=== RECORDS FOR PROCESSING ===
************

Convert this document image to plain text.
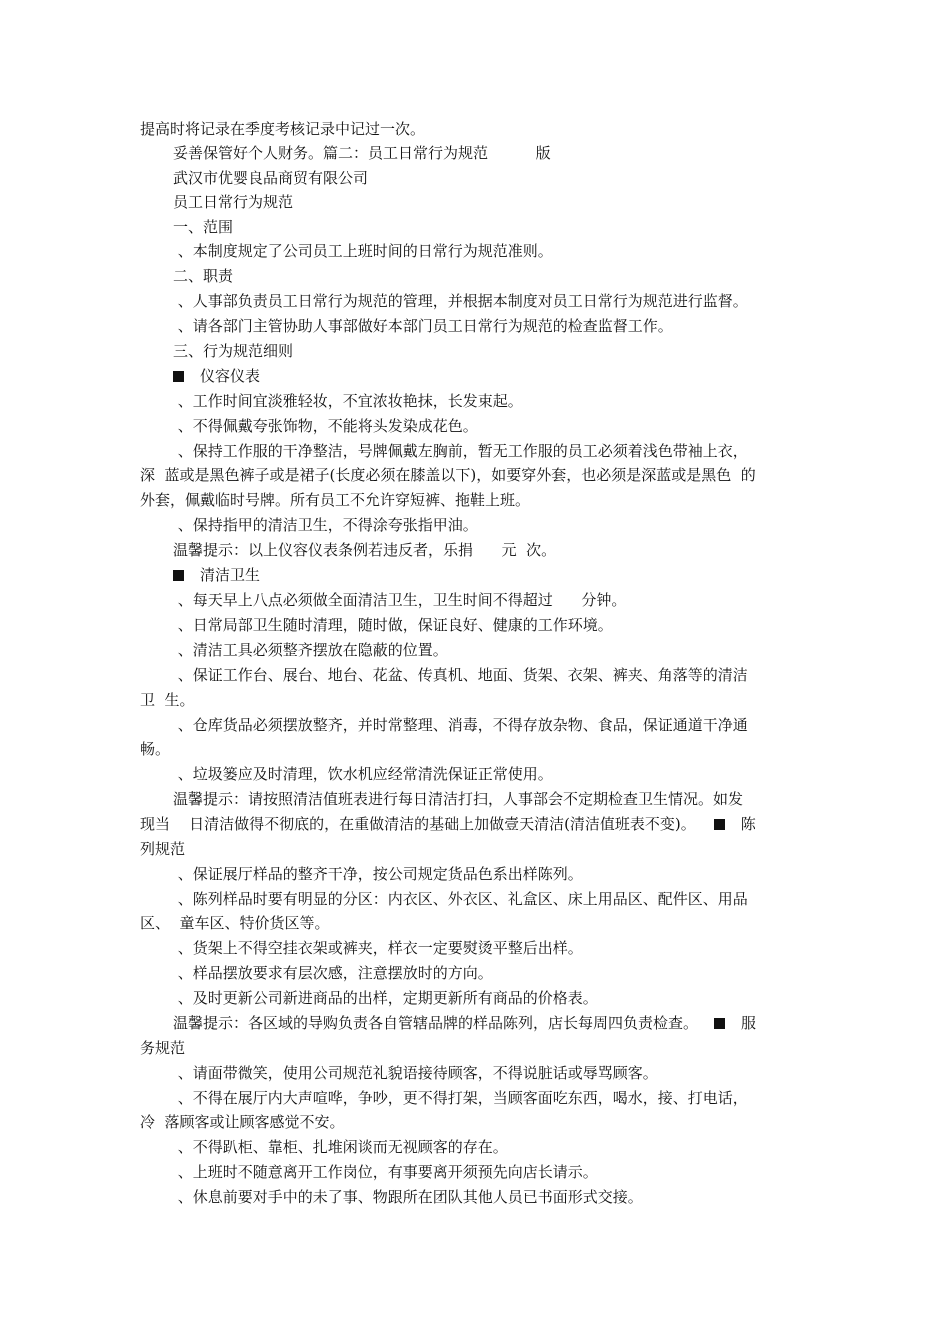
提高时将记录在季度考核记录中记过一次。
妥善保管好个人财务。篇二：员工日常行为规范          版
武汉市优婴良品商贸有限公司
员工日常行为规范
一、范围
、本制度规定了公司员工上班时间的日常行为规范准则。
二、职责
、人事部负责员工日常行为规范的管理，并根据本制度对员工日常行为规范进行监督。
、请各部门主管协助人事部做好本部门员工日常行为规范的检查监督工作。
三、行为规范细则
仪容仪表
、工作时间宜淡雅轻妆，不宜浓妆艳抹，长发束起。
、不得佩戴夸张饰物，不能将头发染成花色。
、保持工作服的干净整洁，号牌佩戴左胸前，暂无工作服的员工必须着浅色带袖上衣，
深  蓝或是黑色裤子或是裙子(长度必须在膝盖以下)，如要穿外套，也必须是深蓝或是黑色  的
外套，佩戴临时号牌。所有员工不允许穿短裤、拖鞋上班。
、保持指甲的清洁卫生，不得涂夸张指甲油。
温馨提示：以上仪容仪表条例若违反者，乐捐      元  次。
清洁卫生
、每天早上八点必须做全面清洁卫生，卫生时间不得超过      分钟。
、日常局部卫生随时清理，随时做，保证良好、健康的工作环境。
、清洁工具必须整齐摆放在隐蔽的位置。
、保证工作台、展台、地台、花盆、传真机、地面、货架、衣架、裤夹、角落等的清洁
卫  生。
、仓库货品必须摆放整齐，并时常整理、消毒，不得存放杂物、食品，保证通道干净通
畅。
、垃圾篓应及时清理，饮水机应经常清洗保证正常使用。
温馨提示：请按照清洁值班表进行每日清洁打扫，人事部会不定期检查卫生情况。如发
现当    日清洁做得不彻底的，在重做清洁的基础上加做壹天清洁(清洁值班表不变)。	陈
列规范
、保证展厅样品的整齐干净，按公司规定货品色系出样陈列。
、陈列样品时要有明显的分区：内衣区、外衣区、礼盒区、床上用品区、配件区、用品
区、  童车区、特价货区等。
、货架上不得空挂衣架或裤夹，样衣一定要熨烫平整后出样。
、样品摆放要求有层次感，注意摆放时的方向。
、及时更新公司新进商品的出样，定期更新所有商品的价格表。
温馨提示：各区域的导购负责各自管辖品牌的样品陈列，店长每周四负责检查。	服
务规范
、请面带微笑，使用公司规范礼貌语接待顾客，不得说脏话或辱骂顾客。
、不得在展厅内大声喧哗，争吵，更不得打架，当顾客面吃东西，喝水，接、打电话，
冷  落顾客或让顾客感觉不安。
、不得趴柜、靠柜、扎堆闲谈而无视顾客的存在。
、上班时不随意离开工作岗位，有事要离开须预先向店长请示。
、休息前要对手中的未了事、物跟所在团队其他人员已书面形式交接。
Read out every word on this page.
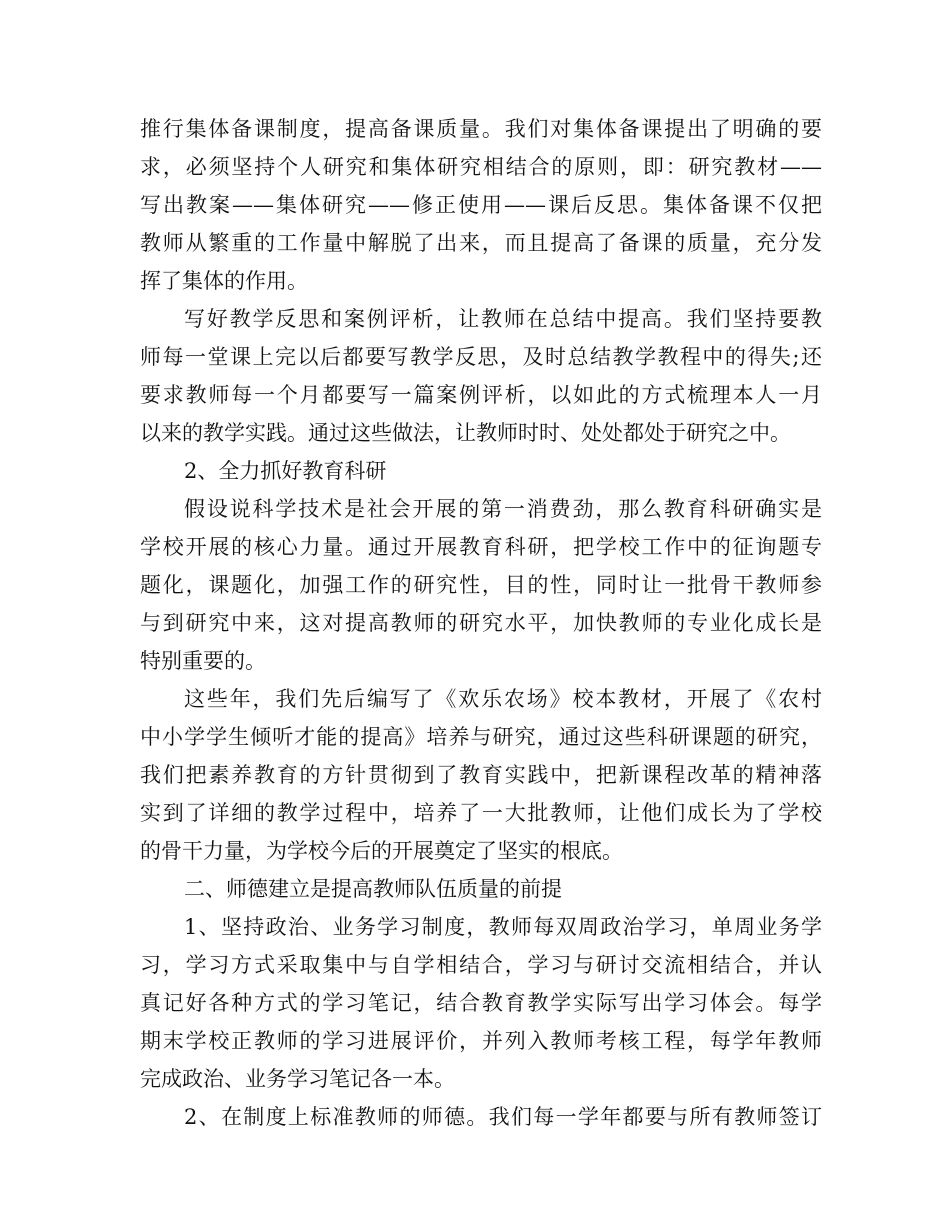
推行集体备课制度，提高备课质量。我们对集体备课提出了明确的要
求，必须坚持个人研究和集体研究相结合的原则，即：研究教材——
写出教案——集体研究——修正使用——课后反思。集体备课不仅把
教师从繁重的工作量中解脱了出来，而且提高了备课的质量，充分发
挥了集体的作用。
写好教学反思和案例评析，让教师在总结中提高。我们坚持要教
师每一堂课上完以后都要写教学反思，及时总结教学教程中的得失;还
要求教师每一个月都要写一篇案例评析，以如此的方式梳理本人一月
以来的教学实践。通过这些做法，让教师时时、处处都处于研究之中。
2、全力抓好教育科研
假设说科学技术是社会开展的第一消费劲，那么教育科研确实是
学校开展的核心力量。通过开展教育科研，把学校工作中的征询题专
题化，课题化，加强工作的研究性，目的性，同时让一批骨干教师参
与到研究中来，这对提高教师的研究水平，加快教师的专业化成长是
特别重要的。
这些年，我们先后编写了《欢乐农场》校本教材，开展了《农村
中小学学生倾听才能的提高》培养与研究，通过这些科研课题的研究，
我们把素养教育的方针贯彻到了教育实践中，把新课程改革的精神落
实到了详细的教学过程中，培养了一大批教师，让他们成长为了学校
的骨干力量，为学校今后的开展奠定了坚实的根底。
二、师德建立是提高教师队伍质量的前提
1、坚持政治、业务学习制度，教师每双周政治学习，单周业务学
习，学习方式采取集中与自学相结合，学习与研讨交流相结合，并认
真记好各种方式的学习笔记，结合教育教学实际写出学习体会。每学
期末学校正教师的学习进展评价，并列入教师考核工程，每学年教师
完成政治、业务学习笔记各一本。
2、在制度上标准教师的师德。我们每一学年都要与所有教师签订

************

=== GIVEN INSTRUCTION ===
Copy out exactly the lines between the line that contains "Read out every word on this page." and the last line of the records, both ends included; leave out every picture.

=== EXERCISE SOLUTION ===
Read out every word on this page.
推行集体备课制度，提高备课质量。我们对集体备课提出了明确的要
求，必须坚持个人研究和集体研究相结合的原则，即：研究教材——
写出教案——集体研究——修正使用——课后反思。集体备课不仅把
教师从繁重的工作量中解脱了出来，而且提高了备课的质量，充分发
挥了集体的作用。
写好教学反思和案例评析，让教师在总结中提高。我们坚持要教
师每一堂课上完以后都要写教学反思，及时总结教学教程中的得失;还
要求教师每一个月都要写一篇案例评析，以如此的方式梳理本人一月
以来的教学实践。通过这些做法，让教师时时、处处都处于研究之中。
2、全力抓好教育科研
假设说科学技术是社会开展的第一消费劲，那么教育科研确实是
学校开展的核心力量。通过开展教育科研，把学校工作中的征询题专
题化，课题化，加强工作的研究性，目的性，同时让一批骨干教师参
与到研究中来，这对提高教师的研究水平，加快教师的专业化成长是
特别重要的。
这些年，我们先后编写了《欢乐农场》校本教材，开展了《农村
中小学学生倾听才能的提高》培养与研究，通过这些科研课题的研究，
我们把素养教育的方针贯彻到了教育实践中，把新课程改革的精神落
实到了详细的教学过程中，培养了一大批教师，让他们成长为了学校
的骨干力量，为学校今后的开展奠定了坚实的根底。
二、师德建立是提高教师队伍质量的前提
1、坚持政治、业务学习制度，教师每双周政治学习，单周业务学
习，学习方式采取集中与自学相结合，学习与研讨交流相结合，并认
真记好各种方式的学习笔记，结合教育教学实际写出学习体会。每学
期末学校正教师的学习进展评价，并列入教师考核工程，每学年教师
完成政治、业务学习笔记各一本。
2、在制度上标准教师的师德。我们每一学年都要与所有教师签订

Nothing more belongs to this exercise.